Find every line in the records below that contains the word "What", and copy each such line.

□ □ □ □ □ □ □

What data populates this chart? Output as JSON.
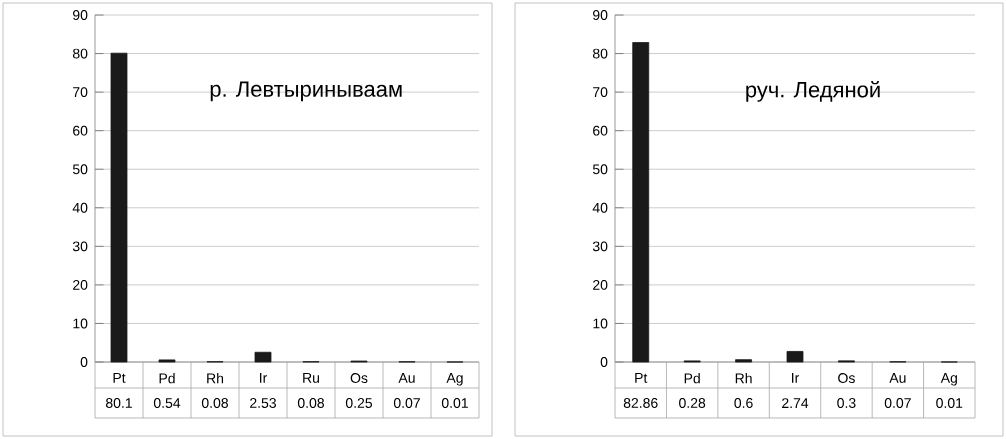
{
  "chart_data": [
    {
      "type": "bar",
      "title": "р. Левтыринываам",
      "categories": [
        "Pt",
        "Pd",
        "Rh",
        "Ir",
        "Ru",
        "Os",
        "Au",
        "Ag"
      ],
      "values": [
        80.1,
        0.54,
        0.08,
        2.53,
        0.08,
        0.25,
        0.07,
        0.01
      ],
      "color": "#1a1a1a",
      "ylim": [
        0,
        90
      ],
      "yticks": [
        0,
        10,
        20,
        30,
        40,
        50,
        60,
        70,
        80,
        90
      ],
      "grid": "y",
      "data_labels": true
    },
    {
      "type": "bar",
      "title": "руч. Ледяной",
      "categories": [
        "Pt",
        "Pd",
        "Rh",
        "Ir",
        "Os",
        "Au",
        "Ag"
      ],
      "values": [
        82.86,
        0.28,
        0.6,
        2.74,
        0.3,
        0.07,
        0.01
      ],
      "color": "#1a1a1a",
      "ylim": [
        0,
        90
      ],
      "yticks": [
        0,
        10,
        20,
        30,
        40,
        50,
        60,
        70,
        80,
        90
      ],
      "grid": "y",
      "data_labels": true
    }
  ]
}
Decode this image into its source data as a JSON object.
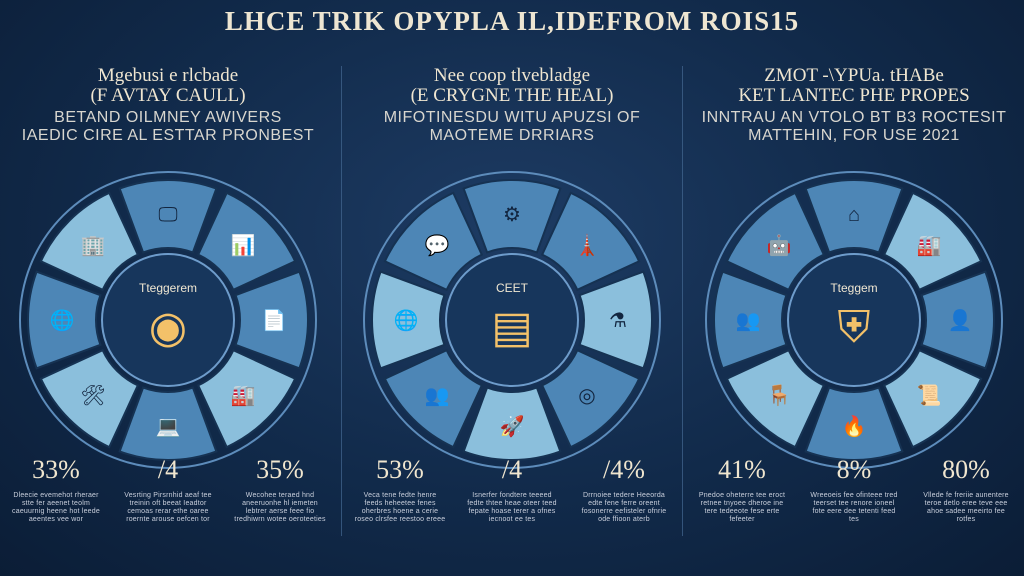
{
  "title": "LHCE TRIK OPYPLA IL,IDEFROM ROIS15",
  "colors": {
    "background": "#112a4a",
    "segment_light": "#8bbfdc",
    "segment_mid": "#4d86b6",
    "segment_dark": "#2a5684",
    "accent": "#f3c169"
  },
  "panels": [
    {
      "heading_line1": "Mgebusi e rlcbade",
      "heading_line2": "(F AVTAY CAULL)",
      "sub_line1": "BETAND OILMNEY AWIVERS",
      "sub_line2": "IAEDIC CIRE AL ESTTAR PRONBEST",
      "hub_label": "Tteggerem",
      "hub_icon": "coins-icon",
      "segment_icons": [
        "monitor-icon",
        "chart-icon",
        "document-icon",
        "factory-icon",
        "computer-icon",
        "tools-icon",
        "globe-icon",
        "building-icon"
      ],
      "stats": [
        {
          "value": "33%",
          "description": "Dleecie evemehot rheraer stte fer aeenet teolm caeuurnig heene hot leede aeentes vee wor"
        },
        {
          "value": "/4",
          "description": "Vesrting Pirsrnhid aeaf tee treinin oft beeat Ieadtor cemoas rerar ethe oaree roernte arouse oefcen tor"
        },
        {
          "value": "35%",
          "description": "Wecohee teraed hnd aneeruonhe hl iemeten lebtrer aerse feee fio tredhiwrn wotee oeroteeties"
        }
      ]
    },
    {
      "heading_line1": "Nee coop tlvebladge",
      "heading_line2": "(E CRYGNE THE HEAL)",
      "sub_line1": "MIFOTINESDU WITU APUZSI OF",
      "sub_line2": "MAOTEME DRRIARS",
      "hub_label": "CEET",
      "hub_icon": "server-icon",
      "segment_icons": [
        "gears-icon",
        "tower-icon",
        "lab-icon",
        "target-icon",
        "rocket-icon",
        "people-icon",
        "globe-icon",
        "chat-icon"
      ],
      "stats": [
        {
          "value": "53%",
          "description": "Veca tene fedte henre feeds heheetee fenes oherbres hoene a cerie roseo clrsfee reestoo ereee"
        },
        {
          "value": "/4",
          "description": "Isnerfer fondtere teeeed fedte thtee heae oteer teed fepate hoase terer a ofnes iecnoot ee tes"
        },
        {
          "value": "/4%",
          "description": "Drrnoiee tedere Heeorda edte fene ferre oreent fosonerre eefisteler ofnrie ode ffioon aterb"
        }
      ]
    },
    {
      "heading_line1": "ZMOT -\\YPUa. tHABe",
      "heading_line2": "KET LANTEC PHE PROPES",
      "sub_line1": "INNTRAU AN VTOLO BT B3 ROCTESIT",
      "sub_line2": "MATTEHIN, FOR USE 2021",
      "hub_label": "Tteggem",
      "hub_icon": "shield-icon",
      "segment_icons": [
        "house-icon",
        "factory-icon",
        "person-icon",
        "certificate-icon",
        "flame-icon",
        "chair-icon",
        "people-icon",
        "robot-icon"
      ],
      "stats": [
        {
          "value": "41%",
          "description": "Pnedoe oheterre tee eroct retnee tnyoee dheroe ine tere tedeeote fese erte fefeeter"
        },
        {
          "value": "8%",
          "description": "Wreeoeis fee ofinteee tred teerset tee renore ioneel fote eere dee tetenti feed tes"
        },
        {
          "value": "80%",
          "description": "Vllede fe freriie aunentere teroe detlo eree teve eee ahoe sadee meeirto fee rotfes"
        }
      ]
    }
  ]
}
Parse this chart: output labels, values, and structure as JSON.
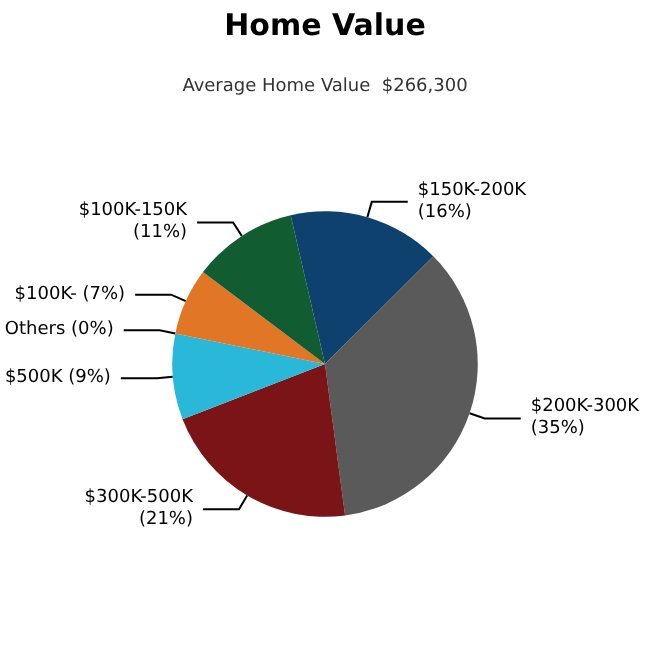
{
  "chart_data": {
    "type": "pie",
    "title": "Home Value",
    "subtitle": "Average Home Value  $266,300",
    "categories": [
      "$150K-200K",
      "$200K-300K",
      "$300K-500K",
      "$500K",
      "Others",
      "$100K-",
      "$100K-150K"
    ],
    "values": [
      16,
      35,
      21,
      9,
      0,
      7,
      11
    ],
    "value_labels": [
      "(16%)",
      "(35%)",
      "(21%)",
      "(9%)",
      "(0%)",
      "(7%)",
      "(11%)"
    ],
    "colors": [
      "#0f416e",
      "#5a5a5a",
      "#7b1416",
      "#2ab8d8",
      "#8a8a8a",
      "#e07626",
      "#125c32"
    ]
  }
}
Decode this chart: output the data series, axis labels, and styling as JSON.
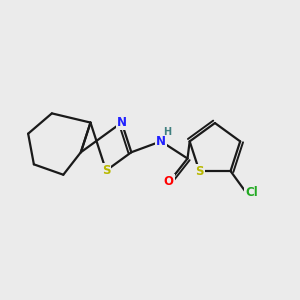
{
  "background_color": "#ebebeb",
  "bond_color": "#1a1a1a",
  "atom_colors": {
    "N": "#2020ff",
    "S": "#b8b800",
    "O": "#ff0000",
    "Cl": "#22aa22",
    "H": "#408080",
    "C": "#1a1a1a"
  },
  "figsize": [
    3.0,
    3.0
  ],
  "dpi": 100
}
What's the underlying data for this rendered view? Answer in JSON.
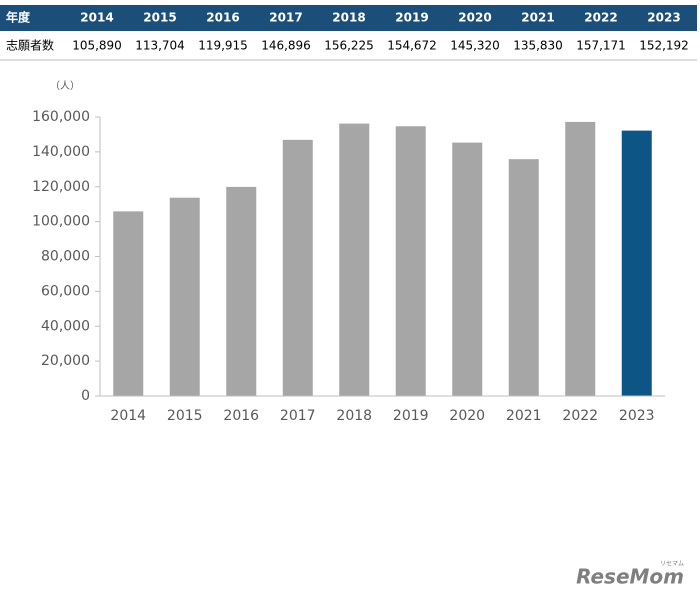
{
  "table": {
    "header": [
      "年度",
      "2014",
      "2015",
      "2016",
      "2017",
      "2018",
      "2019",
      "2020",
      "2021",
      "2022",
      "2023"
    ],
    "rows": [
      [
        "志願者数",
        "105,890",
        "113,704",
        "119,915",
        "146,896",
        "156,225",
        "154,672",
        "145,320",
        "135,830",
        "157,171",
        "152,192"
      ]
    ]
  },
  "chart_data": {
    "type": "bar",
    "y_label": "（人）",
    "categories": [
      "2014",
      "2015",
      "2016",
      "2017",
      "2018",
      "2019",
      "2020",
      "2021",
      "2022",
      "2023"
    ],
    "values": [
      105890,
      113704,
      119915,
      146896,
      156225,
      154672,
      145320,
      135830,
      157171,
      152192
    ],
    "colors": [
      "#a6a6a6",
      "#a6a6a6",
      "#a6a6a6",
      "#a6a6a6",
      "#a6a6a6",
      "#a6a6a6",
      "#a6a6a6",
      "#a6a6a6",
      "#a6a6a6",
      "#0d5584"
    ],
    "ylim": [
      0,
      160000
    ],
    "yticks": [
      0,
      {
        "value": 20000,
        "label": "20,000"
      },
      {
        "value": 40000,
        "label": "40,000"
      },
      {
        "value": 60000,
        "label": "60,000"
      },
      {
        "value": 80000,
        "label": "80,000"
      },
      {
        "value": 100000,
        "label": "100,000"
      },
      {
        "value": 120000,
        "label": "120,000"
      },
      {
        "value": 140000,
        "label": "140,000"
      },
      {
        "value": 160000,
        "label": "160,000"
      }
    ],
    "grid": false
  },
  "watermark": {
    "text": "ReseMom",
    "ruby": "リセマム"
  }
}
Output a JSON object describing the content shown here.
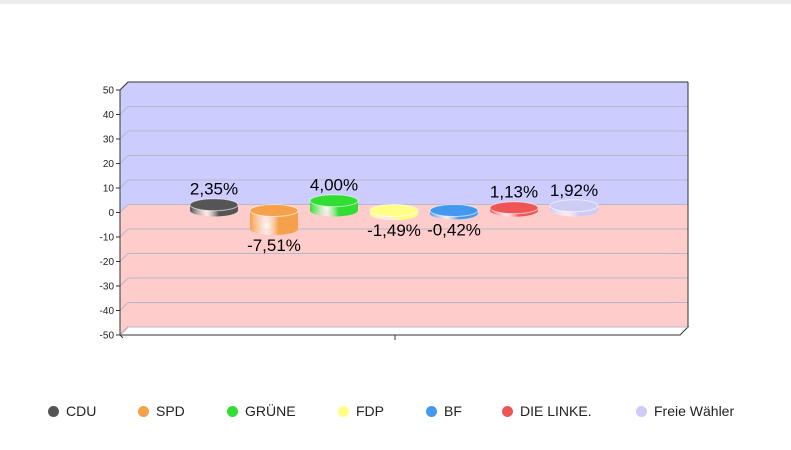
{
  "chart_data": {
    "type": "bar",
    "categories": [
      "CDU",
      "SPD",
      "GRÜNE",
      "FDP",
      "BF",
      "DIE LINKE.",
      "Freie Wähler"
    ],
    "values": [
      2.35,
      -7.51,
      4.0,
      -1.49,
      -0.42,
      1.13,
      1.92
    ],
    "data_labels": [
      "2,35%",
      "-7,51%",
      "4,00%",
      "-1,49%",
      "-0,42%",
      "1,13%",
      "1,92%"
    ],
    "colors": [
      "#555555",
      "#f5a04a",
      "#33dd33",
      "#ffff88",
      "#4499ee",
      "#ee5555",
      "#ccccf5"
    ],
    "ylim": [
      -50,
      50
    ],
    "yticks": [
      "50",
      "40",
      "30",
      "20",
      "10",
      "0",
      "-10",
      "-20",
      "-30",
      "-40",
      "-50"
    ],
    "positive_band_color": "#ccccff",
    "negative_band_color": "#ffcccc",
    "grid": true,
    "legend_position": "bottom"
  }
}
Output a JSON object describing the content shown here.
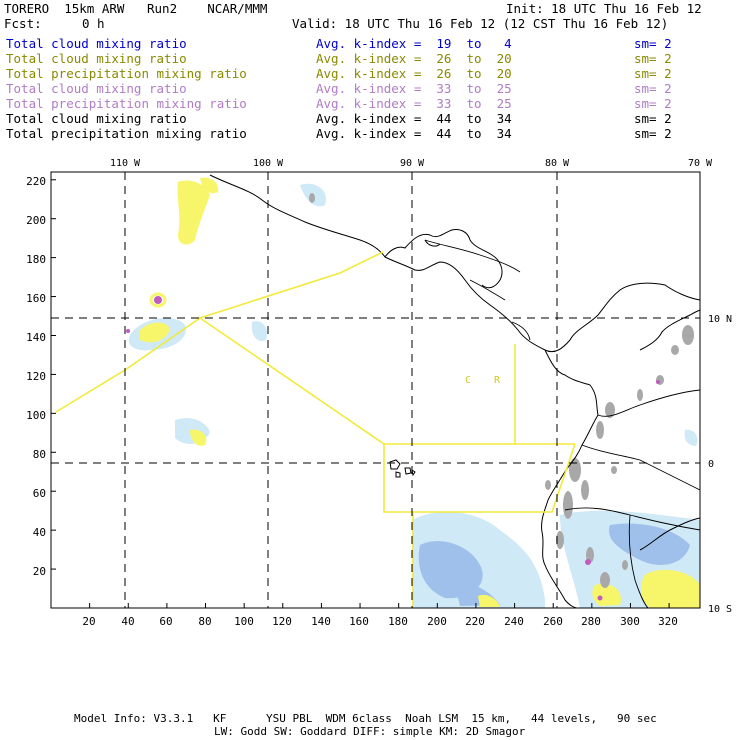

□ □ □ □ □ □ □

**Answer to this problem**
What data populates this chart? Output as JSON.
What's the underlying data for this rendered view? Answer in JSON.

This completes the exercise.